— FRAGMENTO DE TEXTO —
^^^^^^^^^^^^^^^^
Vibraciones



   ¿Cómo se conocieron los Beatles? No me refiero a la anécdota, sino al principio que los juntó. ¿O fue por azar que los dos compositores más grandes de la música moderna, John Lennon y Paul Mc Cartney, ambos perfectos desconocidos, coincidieran en la misma banda? Entre miles de músicos ingleses, el destino los juntó a ellos dos, y agregó, para más brillo, a George Harrison, un guitarrista lírico como ellos, y un poco más tarde, a Ringo Starr, compositor de talento, aunque no tan fecundo como los demás. Barajar probabilidades estadísticas es complicado y enojoso; además, los matemáticos no sabrían distinguir entre el lirismo beatle y la rebeldía rolling stone, suponiendo equivocadamente que Mc Cartney y Keith Richards podrían componer juntos.
^^^^^^^^^^^^^^^^
— CONJUNTO DE FILAS —

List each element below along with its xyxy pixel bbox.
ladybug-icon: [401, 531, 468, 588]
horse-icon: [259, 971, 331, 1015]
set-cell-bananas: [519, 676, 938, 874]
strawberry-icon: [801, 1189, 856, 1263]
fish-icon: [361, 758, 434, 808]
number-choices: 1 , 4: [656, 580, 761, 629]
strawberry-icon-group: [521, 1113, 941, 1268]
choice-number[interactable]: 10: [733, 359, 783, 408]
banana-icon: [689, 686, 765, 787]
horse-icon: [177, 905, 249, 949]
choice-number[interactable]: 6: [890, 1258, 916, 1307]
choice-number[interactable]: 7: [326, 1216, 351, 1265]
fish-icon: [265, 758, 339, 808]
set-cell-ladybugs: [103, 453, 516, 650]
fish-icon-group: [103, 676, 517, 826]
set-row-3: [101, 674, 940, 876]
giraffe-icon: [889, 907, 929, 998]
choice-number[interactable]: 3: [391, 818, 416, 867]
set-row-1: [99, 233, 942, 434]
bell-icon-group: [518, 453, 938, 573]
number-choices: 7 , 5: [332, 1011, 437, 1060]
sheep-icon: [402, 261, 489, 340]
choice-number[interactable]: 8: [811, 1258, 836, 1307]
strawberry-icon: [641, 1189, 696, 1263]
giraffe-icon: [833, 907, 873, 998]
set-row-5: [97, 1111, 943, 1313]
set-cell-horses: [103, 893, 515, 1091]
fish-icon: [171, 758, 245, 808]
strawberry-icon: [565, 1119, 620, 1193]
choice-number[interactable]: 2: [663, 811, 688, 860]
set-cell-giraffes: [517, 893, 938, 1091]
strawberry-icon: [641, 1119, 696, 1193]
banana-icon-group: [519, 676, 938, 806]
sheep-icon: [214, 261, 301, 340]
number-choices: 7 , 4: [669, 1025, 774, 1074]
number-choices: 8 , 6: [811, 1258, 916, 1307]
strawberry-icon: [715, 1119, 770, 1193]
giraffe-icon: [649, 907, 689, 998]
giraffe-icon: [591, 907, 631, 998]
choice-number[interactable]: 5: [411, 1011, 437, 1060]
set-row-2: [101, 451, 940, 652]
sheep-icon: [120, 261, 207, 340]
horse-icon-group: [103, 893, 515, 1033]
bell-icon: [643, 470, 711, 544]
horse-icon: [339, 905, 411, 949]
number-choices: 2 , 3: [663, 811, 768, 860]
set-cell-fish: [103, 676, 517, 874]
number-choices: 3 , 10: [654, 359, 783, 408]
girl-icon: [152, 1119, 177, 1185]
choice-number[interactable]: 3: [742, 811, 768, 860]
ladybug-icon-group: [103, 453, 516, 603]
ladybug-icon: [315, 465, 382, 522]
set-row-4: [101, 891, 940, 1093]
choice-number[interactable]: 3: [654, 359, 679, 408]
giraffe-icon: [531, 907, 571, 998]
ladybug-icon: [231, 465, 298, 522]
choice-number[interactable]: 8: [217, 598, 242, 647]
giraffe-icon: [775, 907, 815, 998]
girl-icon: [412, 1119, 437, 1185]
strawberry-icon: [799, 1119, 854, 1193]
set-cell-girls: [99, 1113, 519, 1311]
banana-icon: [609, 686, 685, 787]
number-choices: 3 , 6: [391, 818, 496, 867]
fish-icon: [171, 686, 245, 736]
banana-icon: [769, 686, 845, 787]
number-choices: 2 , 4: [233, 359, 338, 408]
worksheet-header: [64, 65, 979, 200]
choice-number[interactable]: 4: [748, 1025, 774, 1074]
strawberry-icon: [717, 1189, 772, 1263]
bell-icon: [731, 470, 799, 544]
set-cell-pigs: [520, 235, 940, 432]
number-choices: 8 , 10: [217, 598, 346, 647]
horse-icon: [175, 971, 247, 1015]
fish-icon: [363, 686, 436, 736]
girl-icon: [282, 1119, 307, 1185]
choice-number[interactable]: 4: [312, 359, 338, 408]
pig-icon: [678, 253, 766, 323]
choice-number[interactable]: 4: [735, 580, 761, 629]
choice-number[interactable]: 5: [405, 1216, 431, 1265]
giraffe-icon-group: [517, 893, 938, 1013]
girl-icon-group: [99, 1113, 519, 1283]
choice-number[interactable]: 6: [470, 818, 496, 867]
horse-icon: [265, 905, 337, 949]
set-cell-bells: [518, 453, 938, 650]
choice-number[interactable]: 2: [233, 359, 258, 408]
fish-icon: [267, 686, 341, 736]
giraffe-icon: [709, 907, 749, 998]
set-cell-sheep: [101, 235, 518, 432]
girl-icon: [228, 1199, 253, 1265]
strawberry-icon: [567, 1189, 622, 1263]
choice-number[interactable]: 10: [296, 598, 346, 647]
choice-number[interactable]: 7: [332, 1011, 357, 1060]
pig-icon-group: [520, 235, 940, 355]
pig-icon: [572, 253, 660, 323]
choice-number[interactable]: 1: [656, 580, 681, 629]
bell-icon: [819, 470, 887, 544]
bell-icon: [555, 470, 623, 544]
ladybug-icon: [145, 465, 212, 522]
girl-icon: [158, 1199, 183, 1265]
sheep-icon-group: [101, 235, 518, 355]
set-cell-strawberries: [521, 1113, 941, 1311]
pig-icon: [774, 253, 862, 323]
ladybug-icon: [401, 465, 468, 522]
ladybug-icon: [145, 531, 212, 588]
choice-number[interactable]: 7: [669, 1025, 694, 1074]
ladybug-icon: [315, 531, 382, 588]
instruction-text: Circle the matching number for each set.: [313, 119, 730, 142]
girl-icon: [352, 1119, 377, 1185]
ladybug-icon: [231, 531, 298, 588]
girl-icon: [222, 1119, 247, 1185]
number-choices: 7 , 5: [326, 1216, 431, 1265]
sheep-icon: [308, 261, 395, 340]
^^^^^^^^^^^^^^^^
— LISTA DE TAREAS —
(a) ¿Puedes resumir en dos oraciones el fragmento sobre los Beatles?
(b) ¿Puedes expresar como lista numerada, sin líneas en blanco, el tramo de las filas que va desde su comienzo hasta la línea que contiene "set-row-3: [101, 674, 940, 876]", ambas incluidas?

— SOLUCIONES —
(a) El fragmento se pregunta qué principio juntó a los Beatles y si fue por azar que John Lennon y Paul Mc Cartney, los dos compositores más grandes de la música moderna y entonces perfectos desconocidos, coincidieran en la misma banda, a la que se sumaron George Harrison y, más tarde, Ringo Starr. Señala además que barajar probabilidades estadísticas es complicado y enojoso, y que los matemáticos no sabrían distinguir entre el lirismo beatle y la rebeldía rolling stone.

(b)
1. List each element below along with its xyxy pixel bbox.
2. ladybug-icon: [401, 531, 468, 588]
3. horse-icon: [259, 971, 331, 1015]
4. set-cell-bananas: [519, 676, 938, 874]
5. strawberry-icon: [801, 1189, 856, 1263]
6. fish-icon: [361, 758, 434, 808]
7. number-choices: 1 , 4: [656, 580, 761, 629]
8. strawberry-icon-group: [521, 1113, 941, 1268]
9. choice-number[interactable]: 10: [733, 359, 783, 408]
10. banana-icon: [689, 686, 765, 787]
11. horse-icon: [177, 905, 249, 949]
12. choice-number[interactable]: 6: [890, 1258, 916, 1307]
13. choice-number[interactable]: 7: [326, 1216, 351, 1265]
14. fish-icon: [265, 758, 339, 808]
15. set-cell-ladybugs: [103, 453, 516, 650]
16. fish-icon-group: [103, 676, 517, 826]
17. set-row-3: [101, 674, 940, 876]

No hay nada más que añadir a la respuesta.